Present the data once more in exactly its original form.
--- START Dataset extract ---
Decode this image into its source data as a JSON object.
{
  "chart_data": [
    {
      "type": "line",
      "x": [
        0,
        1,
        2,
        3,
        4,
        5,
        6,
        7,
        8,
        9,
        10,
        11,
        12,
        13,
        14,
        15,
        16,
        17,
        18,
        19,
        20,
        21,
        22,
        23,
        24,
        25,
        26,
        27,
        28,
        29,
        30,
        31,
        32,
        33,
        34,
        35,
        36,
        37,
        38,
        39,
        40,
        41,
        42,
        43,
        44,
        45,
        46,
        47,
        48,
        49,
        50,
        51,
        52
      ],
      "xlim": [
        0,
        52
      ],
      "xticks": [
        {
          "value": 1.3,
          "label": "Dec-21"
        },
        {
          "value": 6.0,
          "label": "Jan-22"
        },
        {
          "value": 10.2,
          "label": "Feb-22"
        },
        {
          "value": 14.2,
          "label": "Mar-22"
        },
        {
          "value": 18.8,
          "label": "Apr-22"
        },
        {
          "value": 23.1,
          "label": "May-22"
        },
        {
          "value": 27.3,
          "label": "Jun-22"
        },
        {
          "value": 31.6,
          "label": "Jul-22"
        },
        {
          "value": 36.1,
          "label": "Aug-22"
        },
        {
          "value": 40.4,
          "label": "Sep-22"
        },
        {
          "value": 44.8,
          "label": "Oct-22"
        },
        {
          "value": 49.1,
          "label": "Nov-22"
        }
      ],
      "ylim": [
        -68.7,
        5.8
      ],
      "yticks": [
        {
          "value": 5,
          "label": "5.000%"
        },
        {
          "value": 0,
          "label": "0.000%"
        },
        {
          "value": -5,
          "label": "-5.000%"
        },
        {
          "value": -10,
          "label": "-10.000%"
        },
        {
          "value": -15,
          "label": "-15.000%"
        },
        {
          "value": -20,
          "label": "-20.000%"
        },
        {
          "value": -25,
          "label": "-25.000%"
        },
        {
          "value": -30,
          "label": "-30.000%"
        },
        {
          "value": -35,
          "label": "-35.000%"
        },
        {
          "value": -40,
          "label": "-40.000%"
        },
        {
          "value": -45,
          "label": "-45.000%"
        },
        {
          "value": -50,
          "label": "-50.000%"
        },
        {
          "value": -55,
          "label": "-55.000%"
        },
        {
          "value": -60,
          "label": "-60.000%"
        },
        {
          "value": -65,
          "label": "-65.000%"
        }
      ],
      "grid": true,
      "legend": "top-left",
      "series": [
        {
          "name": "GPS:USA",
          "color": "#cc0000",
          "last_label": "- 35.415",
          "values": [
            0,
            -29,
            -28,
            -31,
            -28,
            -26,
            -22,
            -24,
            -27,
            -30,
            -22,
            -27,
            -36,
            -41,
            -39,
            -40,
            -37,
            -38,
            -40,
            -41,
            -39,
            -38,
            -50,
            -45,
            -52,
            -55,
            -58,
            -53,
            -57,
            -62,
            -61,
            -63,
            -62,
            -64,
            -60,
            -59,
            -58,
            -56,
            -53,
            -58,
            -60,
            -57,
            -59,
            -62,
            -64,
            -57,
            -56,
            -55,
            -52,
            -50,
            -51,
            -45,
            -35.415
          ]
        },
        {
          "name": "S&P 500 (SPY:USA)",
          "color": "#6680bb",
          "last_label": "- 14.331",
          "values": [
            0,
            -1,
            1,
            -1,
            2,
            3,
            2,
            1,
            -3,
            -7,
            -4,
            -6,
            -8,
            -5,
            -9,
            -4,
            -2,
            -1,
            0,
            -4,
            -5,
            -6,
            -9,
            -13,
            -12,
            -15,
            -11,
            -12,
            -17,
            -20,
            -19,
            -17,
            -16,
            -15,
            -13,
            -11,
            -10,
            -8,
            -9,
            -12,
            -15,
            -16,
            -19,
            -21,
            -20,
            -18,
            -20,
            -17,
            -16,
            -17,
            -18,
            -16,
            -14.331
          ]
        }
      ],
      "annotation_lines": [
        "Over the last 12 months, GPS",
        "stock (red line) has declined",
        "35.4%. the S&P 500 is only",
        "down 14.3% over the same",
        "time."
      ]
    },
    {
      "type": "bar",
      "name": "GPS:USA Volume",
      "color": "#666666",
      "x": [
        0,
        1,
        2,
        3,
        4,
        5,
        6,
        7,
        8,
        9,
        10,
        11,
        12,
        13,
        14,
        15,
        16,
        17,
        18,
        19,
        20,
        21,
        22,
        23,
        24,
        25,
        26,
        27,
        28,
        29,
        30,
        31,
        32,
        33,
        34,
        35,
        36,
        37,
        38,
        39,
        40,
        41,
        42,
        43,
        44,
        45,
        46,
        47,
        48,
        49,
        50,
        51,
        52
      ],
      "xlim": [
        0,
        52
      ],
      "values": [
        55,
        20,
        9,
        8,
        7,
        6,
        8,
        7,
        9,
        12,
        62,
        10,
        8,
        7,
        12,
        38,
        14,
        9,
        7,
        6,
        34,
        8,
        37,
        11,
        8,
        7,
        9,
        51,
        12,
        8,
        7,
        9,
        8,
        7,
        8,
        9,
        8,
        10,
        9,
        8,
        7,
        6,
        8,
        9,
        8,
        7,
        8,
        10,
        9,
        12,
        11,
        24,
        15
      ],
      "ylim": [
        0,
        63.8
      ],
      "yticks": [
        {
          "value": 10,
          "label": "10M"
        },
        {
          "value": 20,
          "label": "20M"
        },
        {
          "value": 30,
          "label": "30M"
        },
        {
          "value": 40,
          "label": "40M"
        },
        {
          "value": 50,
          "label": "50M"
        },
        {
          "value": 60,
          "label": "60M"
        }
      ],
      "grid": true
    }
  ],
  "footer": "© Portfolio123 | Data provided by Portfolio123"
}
--- END Dataset extract ---
§ Result of the exercise
Decode this image into its source data as a JSON object.
{
  "chart_data": [
    {
      "type": "line",
      "x": [
        0,
        1,
        2,
        3,
        4,
        5,
        6,
        7,
        8,
        9,
        10,
        11,
        12,
        13,
        14,
        15,
        16,
        17,
        18,
        19,
        20,
        21,
        22,
        23,
        24,
        25,
        26,
        27,
        28,
        29,
        30,
        31,
        32,
        33,
        34,
        35,
        36,
        37,
        38,
        39,
        40,
        41,
        42,
        43,
        44,
        45,
        46,
        47,
        48,
        49,
        50,
        51,
        52
      ],
      "xlim": [
        0,
        52
      ],
      "xticks": [
        {
          "value": 1.3,
          "label": "Dec-21"
        },
        {
          "value": 6.0,
          "label": "Jan-22"
        },
        {
          "value": 10.2,
          "label": "Feb-22"
        },
        {
          "value": 14.2,
          "label": "Mar-22"
        },
        {
          "value": 18.8,
          "label": "Apr-22"
        },
        {
          "value": 23.1,
          "label": "May-22"
        },
        {
          "value": 27.3,
          "label": "Jun-22"
        },
        {
          "value": 31.6,
          "label": "Jul-22"
        },
        {
          "value": 36.1,
          "label": "Aug-22"
        },
        {
          "value": 40.4,
          "label": "Sep-22"
        },
        {
          "value": 44.8,
          "label": "Oct-22"
        },
        {
          "value": 49.1,
          "label": "Nov-22"
        }
      ],
      "ylim": [
        -68.7,
        5.8
      ],
      "yticks": [
        {
          "value": 5,
          "label": "5.000%"
        },
        {
          "value": 0,
          "label": "0.000%"
        },
        {
          "value": -5,
          "label": "-5.000%"
        },
        {
          "value": -10,
          "label": "-10.000%"
        },
        {
          "value": -15,
          "label": "-15.000%"
        },
        {
          "value": -20,
          "label": "-20.000%"
        },
        {
          "value": -25,
          "label": "-25.000%"
        },
        {
          "value": -30,
          "label": "-30.000%"
        },
        {
          "value": -35,
          "label": "-35.000%"
        },
        {
          "value": -40,
          "label": "-40.000%"
        },
        {
          "value": -45,
          "label": "-45.000%"
        },
        {
          "value": -50,
          "label": "-50.000%"
        },
        {
          "value": -55,
          "label": "-55.000%"
        },
        {
          "value": -60,
          "label": "-60.000%"
        },
        {
          "value": -65,
          "label": "-65.000%"
        }
      ],
      "grid": true,
      "legend": "top-left",
      "series": [
        {
          "name": "GPS:USA",
          "color": "#cc0000",
          "last_label": "- 35.415",
          "values": [
            0,
            -29,
            -28,
            -31,
            -28,
            -26,
            -22,
            -24,
            -27,
            -30,
            -22,
            -27,
            -36,
            -41,
            -39,
            -40,
            -37,
            -38,
            -40,
            -41,
            -39,
            -38,
            -50,
            -45,
            -52,
            -55,
            -58,
            -53,
            -57,
            -62,
            -61,
            -63,
            -62,
            -64,
            -60,
            -59,
            -58,
            -56,
            -53,
            -58,
            -60,
            -57,
            -59,
            -62,
            -64,
            -57,
            -56,
            -55,
            -52,
            -50,
            -51,
            -45,
            -35.415
          ]
        },
        {
          "name": "S&P 500 (SPY:USA)",
          "color": "#6680bb",
          "last_label": "- 14.331",
          "values": [
            0,
            -1,
            1,
            -1,
            2,
            3,
            2,
            1,
            -3,
            -7,
            -4,
            -6,
            -8,
            -5,
            -9,
            -4,
            -2,
            -1,
            0,
            -4,
            -5,
            -6,
            -9,
            -13,
            -12,
            -15,
            -11,
            -12,
            -17,
            -20,
            -19,
            -17,
            -16,
            -15,
            -13,
            -11,
            -10,
            -8,
            -9,
            -12,
            -15,
            -16,
            -19,
            -21,
            -20,
            -18,
            -20,
            -17,
            -16,
            -17,
            -18,
            -16,
            -14.331
          ]
        }
      ],
      "annotation_lines": [
        "Over the last 12 months, GPS",
        "stock (red line) has declined",
        "35.4%. the S&P 500 is only",
        "down 14.3% over the same",
        "time."
      ]
    },
    {
      "type": "bar",
      "name": "GPS:USA Volume",
      "color": "#666666",
      "x": [
        0,
        1,
        2,
        3,
        4,
        5,
        6,
        7,
        8,
        9,
        10,
        11,
        12,
        13,
        14,
        15,
        16,
        17,
        18,
        19,
        20,
        21,
        22,
        23,
        24,
        25,
        26,
        27,
        28,
        29,
        30,
        31,
        32,
        33,
        34,
        35,
        36,
        37,
        38,
        39,
        40,
        41,
        42,
        43,
        44,
        45,
        46,
        47,
        48,
        49,
        50,
        51,
        52
      ],
      "xlim": [
        0,
        52
      ],
      "values": [
        55,
        20,
        9,
        8,
        7,
        6,
        8,
        7,
        9,
        12,
        62,
        10,
        8,
        7,
        12,
        38,
        14,
        9,
        7,
        6,
        34,
        8,
        37,
        11,
        8,
        7,
        9,
        51,
        12,
        8,
        7,
        9,
        8,
        7,
        8,
        9,
        8,
        10,
        9,
        8,
        7,
        6,
        8,
        9,
        8,
        7,
        8,
        10,
        9,
        12,
        11,
        24,
        15
      ],
      "ylim": [
        0,
        63.8
      ],
      "yticks": [
        {
          "value": 10,
          "label": "10M"
        },
        {
          "value": 20,
          "label": "20M"
        },
        {
          "value": 30,
          "label": "30M"
        },
        {
          "value": 40,
          "label": "40M"
        },
        {
          "value": 50,
          "label": "50M"
        },
        {
          "value": 60,
          "label": "60M"
        }
      ],
      "grid": true
    }
  ],
  "footer": "© Portfolio123 | Data provided by Portfolio123"
}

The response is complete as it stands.